Answer with one number: the count of lines in this material that hold the word "Fabry".
Start of DATA RECORDS
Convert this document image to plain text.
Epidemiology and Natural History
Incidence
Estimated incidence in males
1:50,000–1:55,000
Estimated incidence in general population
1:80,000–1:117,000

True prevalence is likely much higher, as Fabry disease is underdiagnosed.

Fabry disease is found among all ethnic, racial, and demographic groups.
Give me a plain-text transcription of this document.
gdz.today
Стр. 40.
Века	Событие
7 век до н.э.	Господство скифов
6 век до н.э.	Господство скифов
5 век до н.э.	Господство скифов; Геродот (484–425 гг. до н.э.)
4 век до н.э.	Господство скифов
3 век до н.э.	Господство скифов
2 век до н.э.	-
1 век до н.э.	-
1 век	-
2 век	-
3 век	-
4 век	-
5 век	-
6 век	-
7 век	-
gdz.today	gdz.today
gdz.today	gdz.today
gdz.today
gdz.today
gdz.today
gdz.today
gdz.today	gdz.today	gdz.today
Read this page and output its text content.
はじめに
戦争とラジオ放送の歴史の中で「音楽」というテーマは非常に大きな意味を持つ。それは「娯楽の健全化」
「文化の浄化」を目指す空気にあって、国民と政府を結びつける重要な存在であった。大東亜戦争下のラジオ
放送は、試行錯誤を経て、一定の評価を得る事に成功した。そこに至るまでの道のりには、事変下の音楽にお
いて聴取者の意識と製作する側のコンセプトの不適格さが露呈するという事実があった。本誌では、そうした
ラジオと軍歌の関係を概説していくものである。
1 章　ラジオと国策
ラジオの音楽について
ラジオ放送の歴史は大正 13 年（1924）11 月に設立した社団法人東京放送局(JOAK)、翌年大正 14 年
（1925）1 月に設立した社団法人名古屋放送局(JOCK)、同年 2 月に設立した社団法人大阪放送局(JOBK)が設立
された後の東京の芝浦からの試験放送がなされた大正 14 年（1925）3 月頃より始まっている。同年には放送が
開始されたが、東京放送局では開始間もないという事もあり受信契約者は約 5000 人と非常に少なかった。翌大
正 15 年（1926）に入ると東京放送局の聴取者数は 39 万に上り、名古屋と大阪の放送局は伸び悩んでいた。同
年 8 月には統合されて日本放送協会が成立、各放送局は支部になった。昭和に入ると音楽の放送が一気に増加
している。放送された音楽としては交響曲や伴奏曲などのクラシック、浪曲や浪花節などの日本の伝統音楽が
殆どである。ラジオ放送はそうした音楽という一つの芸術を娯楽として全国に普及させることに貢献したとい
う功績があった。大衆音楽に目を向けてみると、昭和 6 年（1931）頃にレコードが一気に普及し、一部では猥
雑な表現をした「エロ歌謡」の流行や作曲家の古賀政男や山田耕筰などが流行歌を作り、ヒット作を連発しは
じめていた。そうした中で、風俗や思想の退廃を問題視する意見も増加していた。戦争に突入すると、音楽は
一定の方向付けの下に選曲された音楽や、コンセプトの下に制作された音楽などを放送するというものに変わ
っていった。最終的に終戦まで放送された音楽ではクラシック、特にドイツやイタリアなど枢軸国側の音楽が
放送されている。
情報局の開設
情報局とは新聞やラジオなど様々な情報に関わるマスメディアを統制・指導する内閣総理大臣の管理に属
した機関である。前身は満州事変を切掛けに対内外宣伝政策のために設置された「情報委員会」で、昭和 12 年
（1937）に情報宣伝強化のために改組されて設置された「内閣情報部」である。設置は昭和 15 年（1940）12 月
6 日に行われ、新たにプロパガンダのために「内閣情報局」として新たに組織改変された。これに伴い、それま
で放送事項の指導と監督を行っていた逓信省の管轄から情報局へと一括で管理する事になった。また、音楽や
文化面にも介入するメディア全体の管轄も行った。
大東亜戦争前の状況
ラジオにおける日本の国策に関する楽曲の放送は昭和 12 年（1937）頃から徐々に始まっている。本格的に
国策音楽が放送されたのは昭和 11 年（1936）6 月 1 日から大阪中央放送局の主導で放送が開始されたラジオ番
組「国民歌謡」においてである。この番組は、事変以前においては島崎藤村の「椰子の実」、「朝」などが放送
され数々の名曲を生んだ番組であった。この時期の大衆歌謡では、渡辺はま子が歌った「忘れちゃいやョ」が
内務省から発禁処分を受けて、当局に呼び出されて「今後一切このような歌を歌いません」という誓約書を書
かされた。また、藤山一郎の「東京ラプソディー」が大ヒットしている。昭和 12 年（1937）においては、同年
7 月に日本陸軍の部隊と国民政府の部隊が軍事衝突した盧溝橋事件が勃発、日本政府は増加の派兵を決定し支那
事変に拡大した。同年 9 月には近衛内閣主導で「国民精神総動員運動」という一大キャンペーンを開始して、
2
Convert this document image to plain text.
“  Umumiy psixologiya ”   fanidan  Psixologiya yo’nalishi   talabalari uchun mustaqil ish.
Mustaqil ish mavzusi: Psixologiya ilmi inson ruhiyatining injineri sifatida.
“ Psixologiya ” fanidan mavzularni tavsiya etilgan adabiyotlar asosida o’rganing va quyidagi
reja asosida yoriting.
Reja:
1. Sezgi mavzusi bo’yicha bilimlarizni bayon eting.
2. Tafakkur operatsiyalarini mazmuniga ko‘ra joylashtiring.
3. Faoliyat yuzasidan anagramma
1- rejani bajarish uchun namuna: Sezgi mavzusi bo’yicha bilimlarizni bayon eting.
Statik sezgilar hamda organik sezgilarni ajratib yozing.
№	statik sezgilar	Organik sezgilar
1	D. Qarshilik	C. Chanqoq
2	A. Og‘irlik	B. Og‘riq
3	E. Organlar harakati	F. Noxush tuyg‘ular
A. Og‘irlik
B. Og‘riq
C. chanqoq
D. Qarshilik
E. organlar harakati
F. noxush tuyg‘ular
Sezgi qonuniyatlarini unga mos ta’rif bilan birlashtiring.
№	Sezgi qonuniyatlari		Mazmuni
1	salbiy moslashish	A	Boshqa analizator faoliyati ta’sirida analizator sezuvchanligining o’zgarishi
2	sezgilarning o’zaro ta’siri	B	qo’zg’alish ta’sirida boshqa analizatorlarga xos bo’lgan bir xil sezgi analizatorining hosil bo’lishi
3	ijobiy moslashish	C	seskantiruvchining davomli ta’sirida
End of DATA RECORDS
**WRITTEN ANSWER:** 2